#### Extracted information

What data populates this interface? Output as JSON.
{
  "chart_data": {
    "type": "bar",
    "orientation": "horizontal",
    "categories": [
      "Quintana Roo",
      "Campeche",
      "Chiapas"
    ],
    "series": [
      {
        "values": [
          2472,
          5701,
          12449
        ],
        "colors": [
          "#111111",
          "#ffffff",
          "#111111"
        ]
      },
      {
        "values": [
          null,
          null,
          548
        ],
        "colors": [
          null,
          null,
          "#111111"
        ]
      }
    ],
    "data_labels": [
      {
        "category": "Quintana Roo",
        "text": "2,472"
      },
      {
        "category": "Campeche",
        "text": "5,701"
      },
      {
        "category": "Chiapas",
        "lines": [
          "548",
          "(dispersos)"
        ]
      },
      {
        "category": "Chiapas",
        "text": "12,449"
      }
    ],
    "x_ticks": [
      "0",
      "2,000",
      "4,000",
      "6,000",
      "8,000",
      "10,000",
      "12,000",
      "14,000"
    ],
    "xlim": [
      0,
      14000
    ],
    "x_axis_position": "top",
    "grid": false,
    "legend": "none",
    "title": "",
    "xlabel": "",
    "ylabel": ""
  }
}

#### Given instruction
From the preceding material, extract every line exactly.

#### Reply
What data populates this interface? Output as JSON.
{
  "chart_data": {
    "type": "bar",
    "orientation": "horizontal",
    "categories": [
      "Quintana Roo",
      "Campeche",
      "Chiapas"
    ],
    "series": [
      {
        "values": [
          2472,
          5701,
          12449
        ],
        "colors": [
          "#111111",
          "#ffffff",
          "#111111"
        ]
      },
      {
        "values": [
          null,
          null,
          548
        ],
        "colors": [
          null,
          null,
          "#111111"
        ]
      }
    ],
    "data_labels": [
      {
        "category": "Quintana Roo",
        "text": "2,472"
      },
      {
        "category": "Campeche",
        "text": "5,701"
      },
      {
        "category": "Chiapas",
        "lines": [
          "548",
          "(dispersos)"
        ]
      },
      {
        "category": "Chiapas",
        "text": "12,449"
      }
    ],
    "x_ticks": [
      "0",
      "2,000",
      "4,000",
      "6,000",
      "8,000",
      "10,000",
      "12,000",
      "14,000"
    ],
    "xlim": [
      0,
      14000
    ],
    "x_axis_position": "top",
    "grid": false,
    "legend": "none",
    "title": "",
    "xlabel": "",
    "ylabel": ""
  }
}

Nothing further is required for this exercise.